(Collection entries)
=-=-=-=-=
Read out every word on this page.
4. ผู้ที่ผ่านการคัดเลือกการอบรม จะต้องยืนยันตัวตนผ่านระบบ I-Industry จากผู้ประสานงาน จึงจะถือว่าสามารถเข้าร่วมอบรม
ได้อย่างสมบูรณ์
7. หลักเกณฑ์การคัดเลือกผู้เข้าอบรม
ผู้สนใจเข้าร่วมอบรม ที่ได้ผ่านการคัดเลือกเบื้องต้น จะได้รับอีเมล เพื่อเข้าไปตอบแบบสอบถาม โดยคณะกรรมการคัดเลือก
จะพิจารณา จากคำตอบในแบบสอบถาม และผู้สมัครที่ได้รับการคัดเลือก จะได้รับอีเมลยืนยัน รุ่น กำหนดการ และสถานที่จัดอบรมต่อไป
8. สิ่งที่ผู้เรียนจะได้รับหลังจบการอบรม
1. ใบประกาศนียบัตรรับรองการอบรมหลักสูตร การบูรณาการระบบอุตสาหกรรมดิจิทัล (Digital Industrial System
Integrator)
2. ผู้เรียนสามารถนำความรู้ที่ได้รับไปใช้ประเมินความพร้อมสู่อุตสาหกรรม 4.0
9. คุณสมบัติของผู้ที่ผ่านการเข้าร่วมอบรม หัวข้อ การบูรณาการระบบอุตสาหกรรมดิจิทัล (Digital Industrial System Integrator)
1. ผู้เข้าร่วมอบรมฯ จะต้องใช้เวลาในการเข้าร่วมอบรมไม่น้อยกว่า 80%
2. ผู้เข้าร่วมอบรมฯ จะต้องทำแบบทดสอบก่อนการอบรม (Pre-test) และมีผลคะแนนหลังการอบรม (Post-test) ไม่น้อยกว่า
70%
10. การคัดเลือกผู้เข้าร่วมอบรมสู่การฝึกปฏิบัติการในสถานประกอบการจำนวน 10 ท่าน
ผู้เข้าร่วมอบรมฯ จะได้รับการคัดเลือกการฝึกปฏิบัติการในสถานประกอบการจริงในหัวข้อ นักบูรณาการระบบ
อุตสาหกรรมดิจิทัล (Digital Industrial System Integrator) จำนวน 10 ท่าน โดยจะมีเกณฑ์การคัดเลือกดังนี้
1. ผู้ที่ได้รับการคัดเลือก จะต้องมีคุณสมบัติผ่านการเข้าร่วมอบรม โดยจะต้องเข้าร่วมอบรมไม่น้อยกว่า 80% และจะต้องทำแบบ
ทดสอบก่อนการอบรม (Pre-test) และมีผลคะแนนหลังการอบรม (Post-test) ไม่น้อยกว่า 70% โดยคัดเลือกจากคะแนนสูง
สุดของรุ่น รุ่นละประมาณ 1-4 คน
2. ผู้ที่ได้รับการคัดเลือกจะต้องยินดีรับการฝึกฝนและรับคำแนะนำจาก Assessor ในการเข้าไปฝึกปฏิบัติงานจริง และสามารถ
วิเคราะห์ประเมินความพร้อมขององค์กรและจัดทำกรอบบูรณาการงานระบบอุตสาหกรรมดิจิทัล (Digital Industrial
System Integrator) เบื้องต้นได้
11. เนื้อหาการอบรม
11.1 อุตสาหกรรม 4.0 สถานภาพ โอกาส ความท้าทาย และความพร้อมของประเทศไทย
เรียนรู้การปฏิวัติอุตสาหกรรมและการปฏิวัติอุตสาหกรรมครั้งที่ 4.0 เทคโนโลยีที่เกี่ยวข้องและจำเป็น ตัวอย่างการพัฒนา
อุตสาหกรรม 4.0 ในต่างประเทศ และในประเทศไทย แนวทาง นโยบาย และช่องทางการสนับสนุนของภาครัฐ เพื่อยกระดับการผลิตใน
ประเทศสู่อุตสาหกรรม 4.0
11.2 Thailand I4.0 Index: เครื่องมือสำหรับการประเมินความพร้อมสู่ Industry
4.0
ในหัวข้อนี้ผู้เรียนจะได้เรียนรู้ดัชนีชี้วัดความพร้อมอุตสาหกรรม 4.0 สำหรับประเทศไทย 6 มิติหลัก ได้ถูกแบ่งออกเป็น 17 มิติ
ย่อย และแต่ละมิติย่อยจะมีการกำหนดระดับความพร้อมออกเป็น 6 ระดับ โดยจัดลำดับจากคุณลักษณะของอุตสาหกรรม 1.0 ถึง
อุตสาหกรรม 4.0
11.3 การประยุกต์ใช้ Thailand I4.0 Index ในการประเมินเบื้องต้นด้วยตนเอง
=-=-=-=-=
Exactly as written above, please repeat the entries.

◆ RESPONSE:
Read out every word on this page.
4. ผู้ที่ผ่านการคัดเลือกการอบรม จะต้องยืนยันตัวตนผ่านระบบ I-Industry จากผู้ประสานงาน จึงจะถือว่าสามารถเข้าร่วมอบรม
ได้อย่างสมบูรณ์
7. หลักเกณฑ์การคัดเลือกผู้เข้าอบรม
ผู้สนใจเข้าร่วมอบรม ที่ได้ผ่านการคัดเลือกเบื้องต้น จะได้รับอีเมล เพื่อเข้าไปตอบแบบสอบถาม โดยคณะกรรมการคัดเลือก
จะพิจารณา จากคำตอบในแบบสอบถาม และผู้สมัครที่ได้รับการคัดเลือก จะได้รับอีเมลยืนยัน รุ่น กำหนดการ และสถานที่จัดอบรมต่อไป
8. สิ่งที่ผู้เรียนจะได้รับหลังจบการอบรม
1. ใบประกาศนียบัตรรับรองการอบรมหลักสูตร การบูรณาการระบบอุตสาหกรรมดิจิทัล (Digital Industrial System
Integrator)
2. ผู้เรียนสามารถนำความรู้ที่ได้รับไปใช้ประเมินความพร้อมสู่อุตสาหกรรม 4.0
9. คุณสมบัติของผู้ที่ผ่านการเข้าร่วมอบรม หัวข้อ การบูรณาการระบบอุตสาหกรรมดิจิทัล (Digital Industrial System Integrator)
1. ผู้เข้าร่วมอบรมฯ จะต้องใช้เวลาในการเข้าร่วมอบรมไม่น้อยกว่า 80%
2. ผู้เข้าร่วมอบรมฯ จะต้องทำแบบทดสอบก่อนการอบรม (Pre-test) และมีผลคะแนนหลังการอบรม (Post-test) ไม่น้อยกว่า
70%
10. การคัดเลือกผู้เข้าร่วมอบรมสู่การฝึกปฏิบัติการในสถานประกอบการจำนวน 10 ท่าน
ผู้เข้าร่วมอบรมฯ จะได้รับการคัดเลือกการฝึกปฏิบัติการในสถานประกอบการจริงในหัวข้อ นักบูรณาการระบบ
อุตสาหกรรมดิจิทัล (Digital Industrial System Integrator) จำนวน 10 ท่าน โดยจะมีเกณฑ์การคัดเลือกดังนี้
1. ผู้ที่ได้รับการคัดเลือก จะต้องมีคุณสมบัติผ่านการเข้าร่วมอบรม โดยจะต้องเข้าร่วมอบรมไม่น้อยกว่า 80% และจะต้องทำแบบ
ทดสอบก่อนการอบรม (Pre-test) และมีผลคะแนนหลังการอบรม (Post-test) ไม่น้อยกว่า 70% โดยคัดเลือกจากคะแนนสูง
สุดของรุ่น รุ่นละประมาณ 1-4 คน
2. ผู้ที่ได้รับการคัดเลือกจะต้องยินดีรับการฝึกฝนและรับคำแนะนำจาก Assessor ในการเข้าไปฝึกปฏิบัติงานจริง และสามารถ
วิเคราะห์ประเมินความพร้อมขององค์กรและจัดทำกรอบบูรณาการงานระบบอุตสาหกรรมดิจิทัล (Digital Industrial
System Integrator) เบื้องต้นได้
11. เนื้อหาการอบรม
11.1 อุตสาหกรรม 4.0 สถานภาพ โอกาส ความท้าทาย และความพร้อมของประเทศไทย
เรียนรู้การปฏิวัติอุตสาหกรรมและการปฏิวัติอุตสาหกรรมครั้งที่ 4.0 เทคโนโลยีที่เกี่ยวข้องและจำเป็น ตัวอย่างการพัฒนา
อุตสาหกรรม 4.0 ในต่างประเทศ และในประเทศไทย แนวทาง นโยบาย และช่องทางการสนับสนุนของภาครัฐ เพื่อยกระดับการผลิตใน
ประเทศสู่อุตสาหกรรม 4.0
11.2 Thailand I4.0 Index: เครื่องมือสำหรับการประเมินความพร้อมสู่ Industry
4.0
ในหัวข้อนี้ผู้เรียนจะได้เรียนรู้ดัชนีชี้วัดความพร้อมอุตสาหกรรม 4.0 สำหรับประเทศไทย 6 มิติหลัก ได้ถูกแบ่งออกเป็น 17 มิติ
ย่อย และแต่ละมิติย่อยจะมีการกำหนดระดับความพร้อมออกเป็น 6 ระดับ โดยจัดลำดับจากคุณลักษณะของอุตสาหกรรม 1.0 ถึง
อุตสาหกรรม 4.0
11.3 การประยุกต์ใช้ Thailand I4.0 Index ในการประเมินเบื้องต้นด้วยตนเอง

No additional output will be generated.